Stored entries
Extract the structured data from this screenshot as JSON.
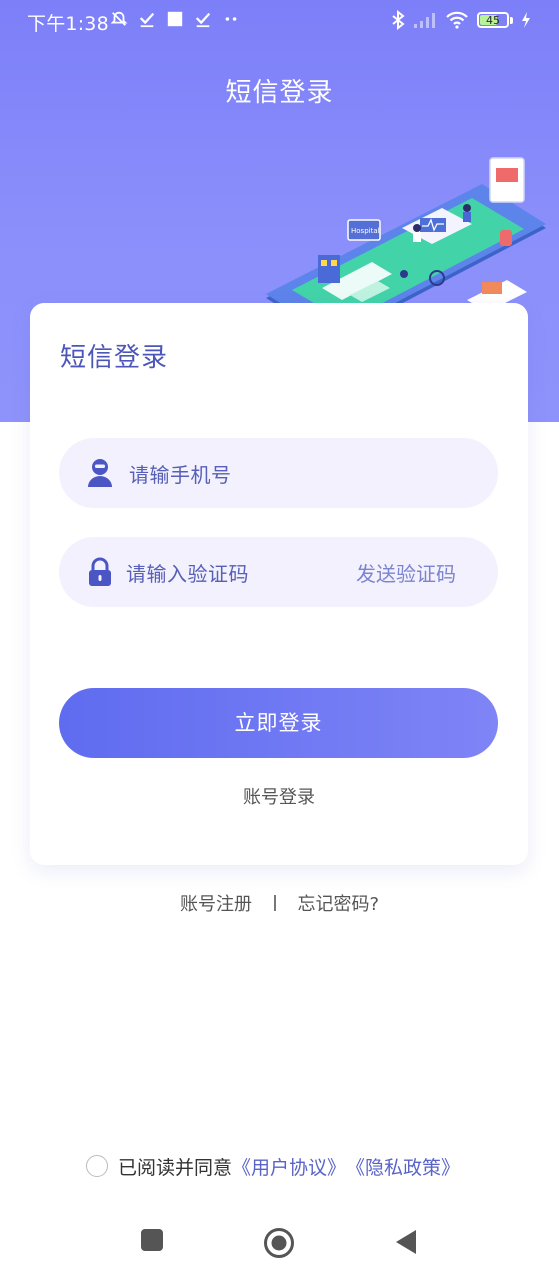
{
  "status_bar": {
    "time": "下午1:38",
    "battery_level": "45",
    "icons": [
      "mute-icon",
      "check-icon",
      "square-icon",
      "check-icon",
      "more-dots-icon",
      "bluetooth-icon",
      "signal-icon",
      "wifi-icon",
      "battery-icon",
      "charging-icon"
    ]
  },
  "header": {
    "title": "短信登录"
  },
  "card": {
    "title": "短信登录",
    "phone_placeholder": "请输手机号",
    "code_placeholder": "请输入验证码",
    "send_code_label": "发送验证码",
    "login_button": "立即登录",
    "alt_login": "账号登录"
  },
  "links": {
    "register": "账号注册",
    "forgot": "忘记密码?"
  },
  "agreement": {
    "prefix": "已阅读并同意",
    "user_agreement": "《用户协议》",
    "privacy_policy": "《隐私政策》",
    "checked": false
  },
  "nav": {
    "buttons": [
      "recent-apps-icon",
      "home-icon",
      "back-icon"
    ]
  },
  "colors": {
    "primary": "#6a74f2",
    "hero": "#8a8efb",
    "field_bg": "#f3f1fd",
    "link": "#5a64c8"
  }
}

▶ Required task:
Reproduce every record above exactly, but leave out the pictures.

▶ Response to the task:
Extract the structured data from this screenshot as JSON.
{
  "status_bar": {
    "time": "下午1:38",
    "battery_level": "45",
    "icons": [
      "mute-icon",
      "check-icon",
      "square-icon",
      "check-icon",
      "more-dots-icon",
      "bluetooth-icon",
      "signal-icon",
      "wifi-icon",
      "battery-icon",
      "charging-icon"
    ]
  },
  "header": {
    "title": "短信登录"
  },
  "card": {
    "title": "短信登录",
    "phone_placeholder": "请输手机号",
    "code_placeholder": "请输入验证码",
    "send_code_label": "发送验证码",
    "login_button": "立即登录",
    "alt_login": "账号登录"
  },
  "links": {
    "register": "账号注册",
    "forgot": "忘记密码?"
  },
  "agreement": {
    "prefix": "已阅读并同意",
    "user_agreement": "《用户协议》",
    "privacy_policy": "《隐私政策》",
    "checked": false
  },
  "nav": {
    "buttons": [
      "recent-apps-icon",
      "home-icon",
      "back-icon"
    ]
  },
  "colors": {
    "primary": "#6a74f2",
    "hero": "#8a8efb",
    "field_bg": "#f3f1fd",
    "link": "#5a64c8"
  }
}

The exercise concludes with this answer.